DIRECTIONS – From the entries below, work out the number of lines that hold the word "color", and give that number alone.

RECORDS FOR THE EXERCISE –
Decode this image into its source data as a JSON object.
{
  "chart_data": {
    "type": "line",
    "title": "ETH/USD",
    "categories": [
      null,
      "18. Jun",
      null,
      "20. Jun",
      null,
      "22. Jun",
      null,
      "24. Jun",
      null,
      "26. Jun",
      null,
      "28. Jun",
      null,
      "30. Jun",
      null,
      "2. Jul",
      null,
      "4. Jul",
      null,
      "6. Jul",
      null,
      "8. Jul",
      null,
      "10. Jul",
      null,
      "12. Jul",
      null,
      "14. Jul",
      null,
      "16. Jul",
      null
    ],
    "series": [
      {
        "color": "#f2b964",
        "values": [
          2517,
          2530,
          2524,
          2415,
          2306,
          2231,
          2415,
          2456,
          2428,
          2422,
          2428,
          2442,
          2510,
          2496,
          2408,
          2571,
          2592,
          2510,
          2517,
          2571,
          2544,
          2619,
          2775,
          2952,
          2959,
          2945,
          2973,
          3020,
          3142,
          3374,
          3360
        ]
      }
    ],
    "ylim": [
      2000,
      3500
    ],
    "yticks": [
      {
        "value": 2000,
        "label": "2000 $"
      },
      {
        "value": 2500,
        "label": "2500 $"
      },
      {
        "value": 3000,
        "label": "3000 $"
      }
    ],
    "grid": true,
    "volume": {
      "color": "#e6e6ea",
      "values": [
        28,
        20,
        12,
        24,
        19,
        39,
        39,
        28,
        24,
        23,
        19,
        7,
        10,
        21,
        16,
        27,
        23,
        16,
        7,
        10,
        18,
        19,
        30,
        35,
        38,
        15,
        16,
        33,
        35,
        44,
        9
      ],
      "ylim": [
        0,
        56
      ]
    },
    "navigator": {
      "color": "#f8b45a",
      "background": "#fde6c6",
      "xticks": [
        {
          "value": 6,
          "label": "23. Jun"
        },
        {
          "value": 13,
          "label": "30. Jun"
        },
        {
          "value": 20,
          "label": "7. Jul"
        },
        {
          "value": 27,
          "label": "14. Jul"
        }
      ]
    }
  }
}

WRITTEN SOLUTION – 3